■ **What to work on**:
Copy the lines of the material from the line with "bar (364, 207, 382, 212)" up to and including the line with "divider (18, 60, 403, 61)", reproducing each one exactly.

┌──

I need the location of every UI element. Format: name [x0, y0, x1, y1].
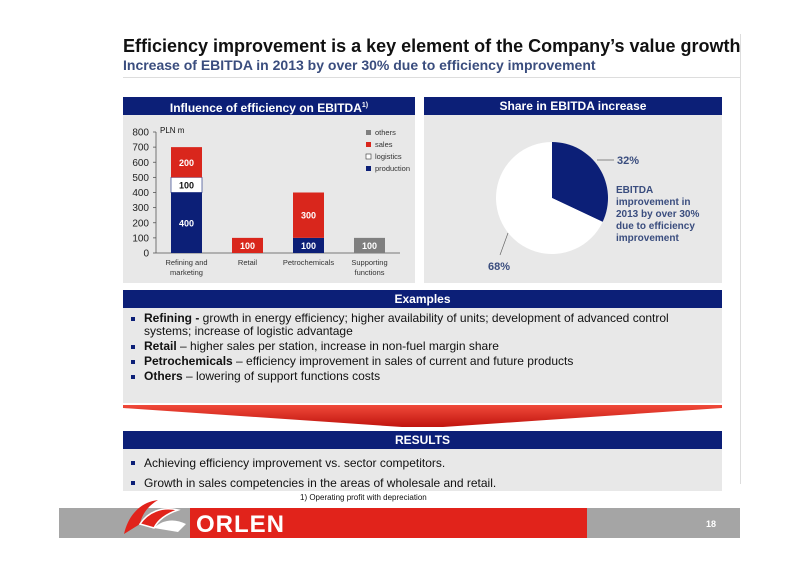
- bar-value-label: 100: [301, 241, 316, 251]
- example-text: – efficiency improvement in sales of cur…: [232, 354, 574, 368]
- bar-value-label: 100: [362, 241, 377, 251]
- example-item: Refining - growth in energy efficiency; …: [129, 312, 714, 338]
- bar-value-label: 300: [301, 211, 316, 221]
- x-category-label: marketing: [170, 268, 203, 277]
- down-arrow-icon: [123, 405, 722, 427]
- y-tick-label: 0: [143, 249, 149, 260]
- y-tick-label: 100: [132, 233, 149, 244]
- bar-value-label: 400: [179, 218, 194, 228]
- page-number: 18: [706, 519, 717, 529]
- x-category-label: Supporting: [351, 258, 387, 267]
- example-heading: Retail: [144, 339, 177, 353]
- bullet-icon: [131, 360, 135, 364]
- legend-label-production: production: [375, 164, 410, 173]
- bullet-icon: [131, 375, 135, 379]
- x-category-label: Refining and: [165, 258, 207, 267]
- ebitda-share-pie-chart: 32% 68%: [488, 142, 639, 273]
- bullet-icon: [131, 461, 135, 465]
- footer-red-band: [190, 508, 587, 538]
- result-text: Growth in sales competencies in the area…: [144, 476, 497, 490]
- share-chart-title: Share in EBITDA increase: [424, 97, 722, 115]
- leader-line: [499, 232, 509, 256]
- unit-label: PLN m: [160, 126, 185, 135]
- y-tick-label: 600: [132, 158, 149, 169]
- pie-slice-label: 32%: [617, 155, 639, 167]
- result-text: Achieving efficiency improvement vs. sec…: [144, 456, 446, 470]
- bullet-icon: [131, 317, 135, 321]
- pie-annotation-line: improvement in: [616, 197, 691, 208]
- example-item: Retail – higher sales per station, incre…: [129, 340, 714, 353]
- efficiency-chart-title: Influence of efficiency on EBITDA: [169, 101, 362, 115]
- pie-annotation: EBITDA improvement in 2013 by over 30% due …: [616, 185, 716, 245]
- legend-swatch-sales: [366, 142, 371, 147]
- orlen-logo-text: ORLEN: [196, 511, 285, 538]
- orlen-eagle-logo-icon: [124, 500, 186, 534]
- horizontal-rule: [123, 77, 740, 78]
- result-item: Achieving efficiency improvement vs. sec…: [129, 456, 714, 471]
- legend-label-others: others: [375, 128, 396, 137]
- pie-annotation-line: improvement: [616, 233, 679, 244]
- example-text: – lowering of support functions costs: [182, 369, 381, 383]
- bar-segment-sales: [293, 192, 324, 238]
- y-tick-label: 200: [132, 218, 149, 229]
- pie-slice: [496, 142, 603, 254]
- footnote-ref: 1): [361, 102, 369, 109]
- example-item: Others – lowering of support functions c…: [129, 370, 714, 383]
- y-tick-label: 700: [132, 143, 149, 154]
- bullet-icon: [131, 345, 135, 349]
- legend-label-logistics: logistics: [375, 152, 402, 161]
- example-text: growth in energy efficiency; higher avai…: [144, 311, 669, 338]
- bar-segment-sales: [232, 237, 263, 253]
- example-text: – higher sales per station, increase in …: [176, 339, 499, 353]
- bar-segment-production: [171, 192, 202, 253]
- results-list: Achieving efficiency improvement vs. sec…: [129, 456, 714, 496]
- legend-swatch-production: [366, 166, 371, 171]
- pie-annotation-line: EBITDA: [616, 185, 654, 196]
- bar-value-label: 100: [240, 241, 255, 251]
- example-item: Petrochemicals – efficiency improvement …: [129, 355, 714, 368]
- slide-title: Efficiency improvement is a key element …: [123, 36, 741, 56]
- y-tick-label: 300: [132, 203, 149, 214]
- x-category-label: Petrochemicals: [283, 258, 335, 267]
- footnote: 1) Operating profit with depreciation: [300, 493, 427, 502]
- x-category-label: Retail: [238, 258, 258, 267]
- bar-segment-production: [293, 237, 324, 253]
- efficiency-chart-header: Influence of efficiency on EBITDA1): [123, 97, 415, 115]
- example-heading: Petrochemicals: [144, 354, 233, 368]
- slide-subtitle: Increase of EBITDA in 2013 by over 30% d…: [123, 57, 596, 73]
- bar-segment-others: [354, 237, 385, 253]
- pie-slice: [552, 142, 608, 222]
- bullet-icon: [131, 481, 135, 485]
- legend-swatch-others: [366, 130, 371, 135]
- y-tick-label: 400: [132, 188, 149, 199]
- examples-title: Examples: [123, 290, 722, 308]
- legend-label-sales: sales: [375, 140, 393, 149]
- pie-annotation-line: due to efficiency: [616, 221, 695, 232]
- bar-value-label: 100: [179, 180, 194, 190]
- pie-slice-label: 68%: [488, 261, 510, 273]
- result-item: Growth in sales competencies in the area…: [129, 476, 714, 491]
- legend-swatch-logistics: [365, 153, 372, 160]
- y-tick-label: 500: [132, 173, 149, 184]
- vertical-rule: [740, 34, 741, 484]
- examples-panel: [123, 290, 722, 403]
- pie-annotation-line: 2013 by over 30%: [616, 209, 700, 220]
- bar-value-label: 200: [179, 158, 194, 168]
- efficiency-bar-chart: 0 100 200 300 400 500 600 700 800 PLN m 400 100 200 R…: [132, 126, 410, 277]
- example-heading: Others: [144, 369, 183, 383]
- example-heading: Refining -: [144, 311, 200, 325]
- x-category-label: functions: [354, 268, 384, 277]
- bar-segment-sales: [171, 147, 202, 178]
- y-tick-label: 800: [132, 128, 149, 139]
- results-title: RESULTS: [123, 431, 722, 449]
- examples-list: Refining - growth in energy efficiency; …: [129, 312, 714, 385]
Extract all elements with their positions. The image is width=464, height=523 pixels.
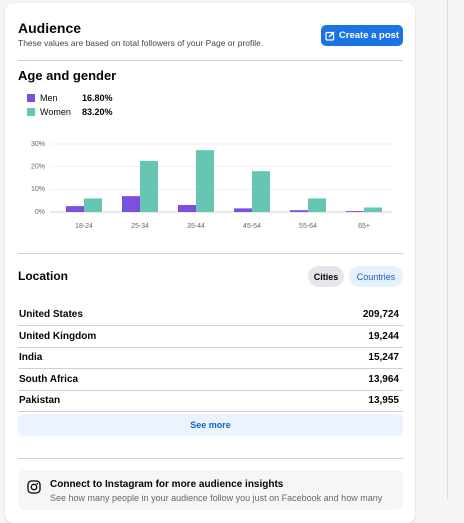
bar (364, 207, 382, 212)
chart: 0% 10% 20% 30% 18-24 25-34 35-44 45-54 55-64 65+ (31, 141, 392, 230)
divider (18, 458, 403, 459)
instagram-text: See how many people in your audience fol… (50, 493, 383, 503)
card (5, 3, 415, 523)
country: Pakistan (19, 395, 61, 407)
table-row: Pakistan 13,955 (18, 390, 403, 413)
bar (234, 208, 252, 212)
followers: 19,244 (368, 330, 399, 342)
country: India (19, 352, 43, 364)
tab-countries[interactable]: Countries (349, 266, 403, 287)
divider (18, 253, 403, 254)
legend-share: 83.20% (82, 107, 113, 117)
button-label: Create a post (338, 30, 400, 41)
divider (18, 60, 403, 61)
bar (196, 150, 214, 212)
bar (346, 211, 364, 212)
bar (252, 171, 270, 212)
x-tick-label: 55-64 (299, 223, 317, 230)
instagram-box (18, 470, 403, 510)
bar (290, 210, 308, 212)
legend-share: 16.80% (82, 93, 113, 103)
legend-swatch (27, 108, 35, 116)
y-tick-label: 10% (31, 186, 45, 193)
page: Audience These values are based on total… (5, 0, 448, 523)
country: South Africa (19, 373, 79, 385)
followers: 13,955 (368, 395, 399, 407)
legend-label: Men (40, 93, 58, 103)
bar (84, 198, 102, 212)
followers: 15,247 (368, 352, 399, 364)
country: United Kingdom (19, 330, 97, 342)
followers: 209,724 (362, 309, 399, 320)
instagram-icon (27, 480, 41, 494)
instagram-title: Connect to Instagram for more audience i… (50, 479, 284, 490)
table-row: United States 209,724 (18, 304, 403, 326)
x-tick-label: 45-54 (243, 223, 261, 230)
scroll-edge (447, 0, 448, 499)
subtitle: These values are based on total follower… (18, 38, 264, 48)
table-row: United Kingdom 19,244 (18, 326, 403, 348)
section-title: Age and gender (18, 68, 117, 83)
country: United States (19, 309, 83, 320)
tab-cities[interactable]: Cities (308, 266, 344, 287)
table-row: India 15,247 (18, 347, 403, 370)
legend-label: Women (40, 107, 71, 117)
y-tick-label: 30% (31, 141, 45, 148)
bar (178, 204, 196, 212)
x-tick-label: 18-24 (75, 223, 93, 230)
x-tick-label: 25-34 (131, 223, 149, 230)
edit-icon (325, 31, 335, 41)
followers: 13,964 (368, 373, 399, 385)
bar (140, 161, 158, 212)
y-tick-label: 0% (35, 209, 45, 216)
x-tick-label: 35-44 (187, 223, 205, 230)
bar (308, 198, 326, 212)
y-tick-label: 20% (31, 164, 45, 171)
legend-swatch (27, 94, 35, 102)
create-post-button[interactable]: Create a post (321, 25, 403, 46)
x-tick-label: 65+ (358, 223, 370, 230)
bar (66, 206, 84, 212)
see-more-button[interactable]: See more (18, 414, 403, 436)
table-row: South Africa 13,964 (18, 369, 403, 391)
section-title: Location (18, 269, 68, 283)
title: Audience (18, 20, 82, 36)
bar (122, 196, 140, 212)
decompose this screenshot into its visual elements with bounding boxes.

└──

■ **Response to this task**:
bar (364, 207, 382, 212)
chart: 0% 10% 20% 30% 18-24 25-34 35-44 45-54 55-64 65+ (31, 141, 392, 230)
divider (18, 458, 403, 459)
instagram-text: See how many people in your audience fol… (50, 493, 383, 503)
card (5, 3, 415, 523)
country: Pakistan (19, 395, 61, 407)
table-row: Pakistan 13,955 (18, 390, 403, 413)
bar (234, 208, 252, 212)
followers: 19,244 (368, 330, 399, 342)
country: India (19, 352, 43, 364)
tab-countries[interactable]: Countries (349, 266, 403, 287)
divider (18, 253, 403, 254)
legend-share: 83.20% (82, 107, 113, 117)
button-label: Create a post (338, 30, 400, 41)
divider (18, 60, 403, 61)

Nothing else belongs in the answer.